» **Set exercise**:
Gather up every line from the entries below that uses the word "Output".

(A block of data)

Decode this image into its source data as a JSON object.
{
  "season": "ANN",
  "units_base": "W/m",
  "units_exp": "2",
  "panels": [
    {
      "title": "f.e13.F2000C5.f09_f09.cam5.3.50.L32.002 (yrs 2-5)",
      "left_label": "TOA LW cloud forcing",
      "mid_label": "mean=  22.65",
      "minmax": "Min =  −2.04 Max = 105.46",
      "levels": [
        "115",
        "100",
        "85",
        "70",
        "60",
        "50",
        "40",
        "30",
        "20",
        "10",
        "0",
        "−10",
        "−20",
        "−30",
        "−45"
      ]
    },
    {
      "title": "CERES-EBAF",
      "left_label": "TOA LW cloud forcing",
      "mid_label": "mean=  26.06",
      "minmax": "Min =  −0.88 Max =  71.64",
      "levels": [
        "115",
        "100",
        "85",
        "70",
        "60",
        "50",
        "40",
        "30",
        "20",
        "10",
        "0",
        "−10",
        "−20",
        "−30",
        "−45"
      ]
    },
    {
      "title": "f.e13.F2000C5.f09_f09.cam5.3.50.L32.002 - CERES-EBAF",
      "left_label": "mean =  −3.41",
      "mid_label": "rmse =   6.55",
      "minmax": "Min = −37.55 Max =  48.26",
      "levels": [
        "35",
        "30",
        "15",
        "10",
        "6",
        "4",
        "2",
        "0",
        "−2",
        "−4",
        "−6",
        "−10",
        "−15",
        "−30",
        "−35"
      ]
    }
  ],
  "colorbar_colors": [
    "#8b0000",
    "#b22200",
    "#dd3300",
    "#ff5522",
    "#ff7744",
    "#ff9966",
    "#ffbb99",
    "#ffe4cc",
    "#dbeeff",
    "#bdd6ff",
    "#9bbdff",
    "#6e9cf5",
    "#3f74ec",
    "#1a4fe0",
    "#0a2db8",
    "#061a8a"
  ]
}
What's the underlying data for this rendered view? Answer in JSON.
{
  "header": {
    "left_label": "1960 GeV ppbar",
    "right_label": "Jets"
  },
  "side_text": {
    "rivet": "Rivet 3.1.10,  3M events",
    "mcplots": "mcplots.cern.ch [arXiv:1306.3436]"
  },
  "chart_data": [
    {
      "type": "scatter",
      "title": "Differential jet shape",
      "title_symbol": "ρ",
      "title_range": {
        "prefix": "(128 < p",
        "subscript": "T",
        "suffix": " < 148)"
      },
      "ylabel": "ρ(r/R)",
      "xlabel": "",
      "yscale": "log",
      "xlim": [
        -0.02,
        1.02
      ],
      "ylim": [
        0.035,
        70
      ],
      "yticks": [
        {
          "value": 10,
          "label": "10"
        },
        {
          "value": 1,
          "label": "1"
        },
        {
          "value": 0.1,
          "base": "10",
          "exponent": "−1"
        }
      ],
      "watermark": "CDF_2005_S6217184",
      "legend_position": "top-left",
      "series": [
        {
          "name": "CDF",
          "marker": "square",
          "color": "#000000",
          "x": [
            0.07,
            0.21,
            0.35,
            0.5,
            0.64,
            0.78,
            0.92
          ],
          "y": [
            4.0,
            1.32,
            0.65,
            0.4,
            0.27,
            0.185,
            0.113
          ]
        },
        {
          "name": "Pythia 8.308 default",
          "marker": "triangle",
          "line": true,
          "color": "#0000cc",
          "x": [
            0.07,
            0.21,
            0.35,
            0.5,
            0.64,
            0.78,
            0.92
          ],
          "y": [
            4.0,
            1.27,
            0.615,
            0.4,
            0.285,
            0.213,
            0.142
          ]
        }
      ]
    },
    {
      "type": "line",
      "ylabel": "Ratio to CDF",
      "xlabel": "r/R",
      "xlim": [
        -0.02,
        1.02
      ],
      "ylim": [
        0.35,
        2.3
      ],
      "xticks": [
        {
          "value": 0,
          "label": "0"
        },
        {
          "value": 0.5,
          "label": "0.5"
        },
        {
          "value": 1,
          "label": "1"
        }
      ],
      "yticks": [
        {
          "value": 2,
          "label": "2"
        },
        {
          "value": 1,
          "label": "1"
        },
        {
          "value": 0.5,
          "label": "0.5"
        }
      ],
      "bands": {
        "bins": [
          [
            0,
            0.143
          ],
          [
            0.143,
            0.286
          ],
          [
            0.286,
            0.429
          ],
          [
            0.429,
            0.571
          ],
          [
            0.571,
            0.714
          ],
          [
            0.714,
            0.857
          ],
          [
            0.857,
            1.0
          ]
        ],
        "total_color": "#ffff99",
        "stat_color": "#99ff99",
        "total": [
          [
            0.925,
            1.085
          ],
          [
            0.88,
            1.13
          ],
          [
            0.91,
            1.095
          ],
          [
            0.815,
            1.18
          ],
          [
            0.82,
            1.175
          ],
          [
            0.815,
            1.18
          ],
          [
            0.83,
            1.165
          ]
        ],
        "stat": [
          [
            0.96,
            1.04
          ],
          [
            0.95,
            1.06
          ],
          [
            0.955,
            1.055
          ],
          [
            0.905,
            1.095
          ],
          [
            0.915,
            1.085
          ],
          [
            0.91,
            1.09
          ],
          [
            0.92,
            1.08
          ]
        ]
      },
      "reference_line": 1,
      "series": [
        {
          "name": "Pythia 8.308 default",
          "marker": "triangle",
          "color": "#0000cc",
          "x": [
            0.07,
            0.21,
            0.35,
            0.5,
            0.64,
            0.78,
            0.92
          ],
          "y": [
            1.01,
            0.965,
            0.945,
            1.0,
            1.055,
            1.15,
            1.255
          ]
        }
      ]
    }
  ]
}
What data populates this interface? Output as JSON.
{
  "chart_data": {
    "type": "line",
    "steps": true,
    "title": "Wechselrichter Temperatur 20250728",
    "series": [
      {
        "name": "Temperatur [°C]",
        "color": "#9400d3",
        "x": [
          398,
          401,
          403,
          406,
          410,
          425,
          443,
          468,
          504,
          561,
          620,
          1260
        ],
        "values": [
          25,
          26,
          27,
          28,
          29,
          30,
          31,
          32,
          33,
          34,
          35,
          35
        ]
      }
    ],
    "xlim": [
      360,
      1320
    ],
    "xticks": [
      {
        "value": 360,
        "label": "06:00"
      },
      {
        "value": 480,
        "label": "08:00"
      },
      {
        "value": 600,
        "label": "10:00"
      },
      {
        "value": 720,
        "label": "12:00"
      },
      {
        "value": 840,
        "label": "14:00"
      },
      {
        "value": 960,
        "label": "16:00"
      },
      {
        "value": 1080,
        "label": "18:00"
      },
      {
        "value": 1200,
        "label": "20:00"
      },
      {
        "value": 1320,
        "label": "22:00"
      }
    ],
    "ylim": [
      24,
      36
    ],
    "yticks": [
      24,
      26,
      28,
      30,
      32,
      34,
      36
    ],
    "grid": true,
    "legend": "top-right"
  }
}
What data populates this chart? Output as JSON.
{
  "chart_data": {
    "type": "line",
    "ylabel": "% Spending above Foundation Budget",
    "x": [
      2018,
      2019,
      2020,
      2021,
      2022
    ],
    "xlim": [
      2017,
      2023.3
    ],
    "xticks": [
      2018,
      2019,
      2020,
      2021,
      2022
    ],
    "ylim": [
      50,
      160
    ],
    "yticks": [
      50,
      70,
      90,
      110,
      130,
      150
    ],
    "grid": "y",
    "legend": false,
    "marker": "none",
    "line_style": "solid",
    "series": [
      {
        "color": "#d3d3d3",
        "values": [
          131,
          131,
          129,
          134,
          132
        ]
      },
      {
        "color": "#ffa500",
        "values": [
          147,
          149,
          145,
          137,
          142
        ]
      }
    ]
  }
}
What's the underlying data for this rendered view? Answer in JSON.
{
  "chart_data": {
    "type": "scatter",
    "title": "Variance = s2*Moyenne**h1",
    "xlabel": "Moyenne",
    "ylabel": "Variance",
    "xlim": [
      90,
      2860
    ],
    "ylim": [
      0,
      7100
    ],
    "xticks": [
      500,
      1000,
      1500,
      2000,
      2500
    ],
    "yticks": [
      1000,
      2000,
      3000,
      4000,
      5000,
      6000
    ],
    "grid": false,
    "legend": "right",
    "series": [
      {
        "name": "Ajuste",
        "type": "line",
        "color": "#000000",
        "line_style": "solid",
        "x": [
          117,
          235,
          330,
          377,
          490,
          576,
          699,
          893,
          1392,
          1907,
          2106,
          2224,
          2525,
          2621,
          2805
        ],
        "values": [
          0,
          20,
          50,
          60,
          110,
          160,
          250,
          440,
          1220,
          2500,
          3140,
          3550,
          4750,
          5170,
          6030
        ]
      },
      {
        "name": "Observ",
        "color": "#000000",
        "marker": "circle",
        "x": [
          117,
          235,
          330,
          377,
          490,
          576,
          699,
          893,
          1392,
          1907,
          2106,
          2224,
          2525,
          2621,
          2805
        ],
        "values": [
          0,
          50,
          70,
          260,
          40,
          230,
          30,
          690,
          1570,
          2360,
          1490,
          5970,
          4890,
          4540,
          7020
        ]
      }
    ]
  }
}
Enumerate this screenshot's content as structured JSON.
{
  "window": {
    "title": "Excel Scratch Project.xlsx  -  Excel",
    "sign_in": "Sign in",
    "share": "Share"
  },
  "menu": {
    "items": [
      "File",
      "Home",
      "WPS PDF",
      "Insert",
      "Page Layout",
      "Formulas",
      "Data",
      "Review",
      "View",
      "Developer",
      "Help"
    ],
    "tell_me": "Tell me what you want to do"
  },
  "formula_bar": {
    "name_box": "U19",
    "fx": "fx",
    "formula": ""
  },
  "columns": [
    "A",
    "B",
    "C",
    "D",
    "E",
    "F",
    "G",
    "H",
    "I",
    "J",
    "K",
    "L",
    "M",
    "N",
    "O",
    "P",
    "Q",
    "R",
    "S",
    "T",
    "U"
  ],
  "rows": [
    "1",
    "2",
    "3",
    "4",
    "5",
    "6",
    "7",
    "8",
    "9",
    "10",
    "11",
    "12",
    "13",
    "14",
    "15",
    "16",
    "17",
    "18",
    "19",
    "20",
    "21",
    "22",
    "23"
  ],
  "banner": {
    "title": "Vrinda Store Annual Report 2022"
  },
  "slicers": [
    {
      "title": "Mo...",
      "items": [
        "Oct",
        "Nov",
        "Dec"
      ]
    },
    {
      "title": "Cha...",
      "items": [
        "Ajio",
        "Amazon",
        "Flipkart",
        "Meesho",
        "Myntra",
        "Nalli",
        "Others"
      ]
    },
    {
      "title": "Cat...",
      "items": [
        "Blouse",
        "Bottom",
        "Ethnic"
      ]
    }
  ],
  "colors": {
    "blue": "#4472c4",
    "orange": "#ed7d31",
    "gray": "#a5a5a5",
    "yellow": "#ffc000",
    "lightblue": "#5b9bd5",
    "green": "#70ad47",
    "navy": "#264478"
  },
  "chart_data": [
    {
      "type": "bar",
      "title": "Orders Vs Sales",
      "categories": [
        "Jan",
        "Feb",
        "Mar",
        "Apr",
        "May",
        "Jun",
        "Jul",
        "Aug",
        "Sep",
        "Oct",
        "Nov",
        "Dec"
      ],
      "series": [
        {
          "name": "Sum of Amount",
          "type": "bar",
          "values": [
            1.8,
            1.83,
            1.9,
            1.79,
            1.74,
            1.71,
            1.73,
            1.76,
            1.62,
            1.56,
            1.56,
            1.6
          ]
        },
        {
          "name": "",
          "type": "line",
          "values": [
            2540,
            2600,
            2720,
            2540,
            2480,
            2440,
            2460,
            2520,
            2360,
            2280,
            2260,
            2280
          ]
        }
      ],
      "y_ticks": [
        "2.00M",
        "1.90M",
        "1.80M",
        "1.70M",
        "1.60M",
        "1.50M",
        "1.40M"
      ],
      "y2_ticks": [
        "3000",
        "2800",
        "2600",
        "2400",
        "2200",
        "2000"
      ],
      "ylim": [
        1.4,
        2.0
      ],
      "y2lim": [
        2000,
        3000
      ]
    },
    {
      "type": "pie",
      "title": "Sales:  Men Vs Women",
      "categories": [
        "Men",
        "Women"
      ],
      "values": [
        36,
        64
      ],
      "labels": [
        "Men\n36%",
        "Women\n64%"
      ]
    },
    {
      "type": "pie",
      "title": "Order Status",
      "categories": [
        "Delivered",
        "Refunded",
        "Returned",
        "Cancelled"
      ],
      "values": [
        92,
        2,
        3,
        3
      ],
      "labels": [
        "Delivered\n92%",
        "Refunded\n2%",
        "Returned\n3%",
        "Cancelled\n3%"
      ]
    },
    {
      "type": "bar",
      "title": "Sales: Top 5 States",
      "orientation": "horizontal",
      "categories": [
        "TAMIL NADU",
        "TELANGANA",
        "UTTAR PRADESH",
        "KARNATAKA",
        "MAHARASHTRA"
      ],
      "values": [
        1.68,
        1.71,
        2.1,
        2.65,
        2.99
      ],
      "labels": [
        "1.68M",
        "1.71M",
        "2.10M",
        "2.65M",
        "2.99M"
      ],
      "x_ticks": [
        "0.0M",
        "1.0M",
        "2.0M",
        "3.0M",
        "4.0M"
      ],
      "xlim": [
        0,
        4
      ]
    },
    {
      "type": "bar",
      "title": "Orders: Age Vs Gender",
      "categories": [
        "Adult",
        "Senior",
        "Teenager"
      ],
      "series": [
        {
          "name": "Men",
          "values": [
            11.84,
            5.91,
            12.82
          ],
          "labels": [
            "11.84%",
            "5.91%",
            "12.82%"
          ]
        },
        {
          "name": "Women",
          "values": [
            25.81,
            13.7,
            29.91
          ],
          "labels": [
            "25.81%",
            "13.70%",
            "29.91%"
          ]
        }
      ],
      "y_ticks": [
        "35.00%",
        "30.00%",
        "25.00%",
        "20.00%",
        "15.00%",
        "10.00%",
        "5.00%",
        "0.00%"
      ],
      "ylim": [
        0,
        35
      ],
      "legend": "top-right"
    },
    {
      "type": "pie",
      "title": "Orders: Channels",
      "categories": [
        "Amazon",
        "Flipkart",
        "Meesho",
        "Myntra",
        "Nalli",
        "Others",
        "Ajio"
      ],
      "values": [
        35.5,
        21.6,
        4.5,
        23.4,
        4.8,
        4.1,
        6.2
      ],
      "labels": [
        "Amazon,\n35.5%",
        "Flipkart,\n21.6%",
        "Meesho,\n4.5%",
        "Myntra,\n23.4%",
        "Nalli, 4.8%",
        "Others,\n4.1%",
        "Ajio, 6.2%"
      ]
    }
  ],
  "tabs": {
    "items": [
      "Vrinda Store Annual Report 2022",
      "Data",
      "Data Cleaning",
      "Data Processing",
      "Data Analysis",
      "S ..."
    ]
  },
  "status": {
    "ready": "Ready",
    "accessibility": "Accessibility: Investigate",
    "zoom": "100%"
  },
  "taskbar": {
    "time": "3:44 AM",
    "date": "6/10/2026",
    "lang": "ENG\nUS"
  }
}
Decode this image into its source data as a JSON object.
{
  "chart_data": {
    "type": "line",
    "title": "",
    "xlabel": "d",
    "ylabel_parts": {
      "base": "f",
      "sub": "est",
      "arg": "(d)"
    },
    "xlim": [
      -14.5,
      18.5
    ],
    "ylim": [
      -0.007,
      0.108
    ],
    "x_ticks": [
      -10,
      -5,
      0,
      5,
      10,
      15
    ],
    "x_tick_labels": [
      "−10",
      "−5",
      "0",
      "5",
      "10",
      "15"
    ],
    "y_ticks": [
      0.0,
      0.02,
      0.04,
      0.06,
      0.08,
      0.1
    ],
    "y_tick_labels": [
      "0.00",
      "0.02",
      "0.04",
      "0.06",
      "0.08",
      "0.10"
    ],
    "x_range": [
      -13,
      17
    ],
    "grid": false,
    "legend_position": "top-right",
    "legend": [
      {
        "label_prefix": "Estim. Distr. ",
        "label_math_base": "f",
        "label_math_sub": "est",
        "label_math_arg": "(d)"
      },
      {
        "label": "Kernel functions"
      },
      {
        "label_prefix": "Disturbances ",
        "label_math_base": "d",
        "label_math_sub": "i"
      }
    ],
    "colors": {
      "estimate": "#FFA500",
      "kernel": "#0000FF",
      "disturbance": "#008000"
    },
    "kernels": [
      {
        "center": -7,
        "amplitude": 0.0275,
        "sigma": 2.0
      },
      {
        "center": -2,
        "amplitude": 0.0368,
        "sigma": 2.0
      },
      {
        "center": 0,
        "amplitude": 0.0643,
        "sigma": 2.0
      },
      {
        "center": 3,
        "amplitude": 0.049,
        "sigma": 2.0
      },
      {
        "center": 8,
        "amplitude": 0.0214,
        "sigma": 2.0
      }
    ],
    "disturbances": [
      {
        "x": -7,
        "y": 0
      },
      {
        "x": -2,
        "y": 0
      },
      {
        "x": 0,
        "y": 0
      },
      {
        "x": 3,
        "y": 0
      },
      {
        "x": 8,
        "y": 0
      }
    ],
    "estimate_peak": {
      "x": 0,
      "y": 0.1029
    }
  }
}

» **Completed exercise**:
What data populates this interface? Output as JSON.
What data populates this chart? Output as JSON.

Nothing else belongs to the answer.